◆ What you are asked to do ◆
Your task is to give the data again, exactly, with every line intact.

□ □ □ □ □ □ □

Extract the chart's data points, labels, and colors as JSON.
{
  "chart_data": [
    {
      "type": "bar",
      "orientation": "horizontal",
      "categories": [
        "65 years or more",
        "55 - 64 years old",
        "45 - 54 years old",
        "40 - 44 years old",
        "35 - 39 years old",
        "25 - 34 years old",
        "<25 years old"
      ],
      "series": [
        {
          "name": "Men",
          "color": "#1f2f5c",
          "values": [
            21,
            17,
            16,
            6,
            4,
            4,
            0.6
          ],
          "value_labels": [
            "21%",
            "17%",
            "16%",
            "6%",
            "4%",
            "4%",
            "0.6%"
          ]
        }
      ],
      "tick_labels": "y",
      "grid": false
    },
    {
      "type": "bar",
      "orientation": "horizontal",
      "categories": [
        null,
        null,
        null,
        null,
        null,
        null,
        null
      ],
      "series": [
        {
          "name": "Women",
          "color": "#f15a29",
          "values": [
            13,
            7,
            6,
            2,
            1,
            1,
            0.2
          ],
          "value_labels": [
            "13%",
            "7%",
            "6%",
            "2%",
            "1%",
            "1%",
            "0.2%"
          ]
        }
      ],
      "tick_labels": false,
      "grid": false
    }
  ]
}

□ □ □ □ □ □ □

◆ Solution to the exercise ◆
Extract the chart's data points, labels, and colors as JSON.
{
  "chart_data": [
    {
      "type": "bar",
      "orientation": "horizontal",
      "categories": [
        "65 years or more",
        "55 - 64 years old",
        "45 - 54 years old",
        "40 - 44 years old",
        "35 - 39 years old",
        "25 - 34 years old",
        "<25 years old"
      ],
      "series": [
        {
          "name": "Men",
          "color": "#1f2f5c",
          "values": [
            21,
            17,
            16,
            6,
            4,
            4,
            0.6
          ],
          "value_labels": [
            "21%",
            "17%",
            "16%",
            "6%",
            "4%",
            "4%",
            "0.6%"
          ]
        }
      ],
      "tick_labels": "y",
      "grid": false
    },
    {
      "type": "bar",
      "orientation": "horizontal",
      "categories": [
        null,
        null,
        null,
        null,
        null,
        null,
        null
      ],
      "series": [
        {
          "name": "Women",
          "color": "#f15a29",
          "values": [
            13,
            7,
            6,
            2,
            1,
            1,
            0.2
          ],
          "value_labels": [
            "13%",
            "7%",
            "6%",
            "2%",
            "1%",
            "1%",
            "0.2%"
          ]
        }
      ],
      "tick_labels": false,
      "grid": false
    }
  ]
}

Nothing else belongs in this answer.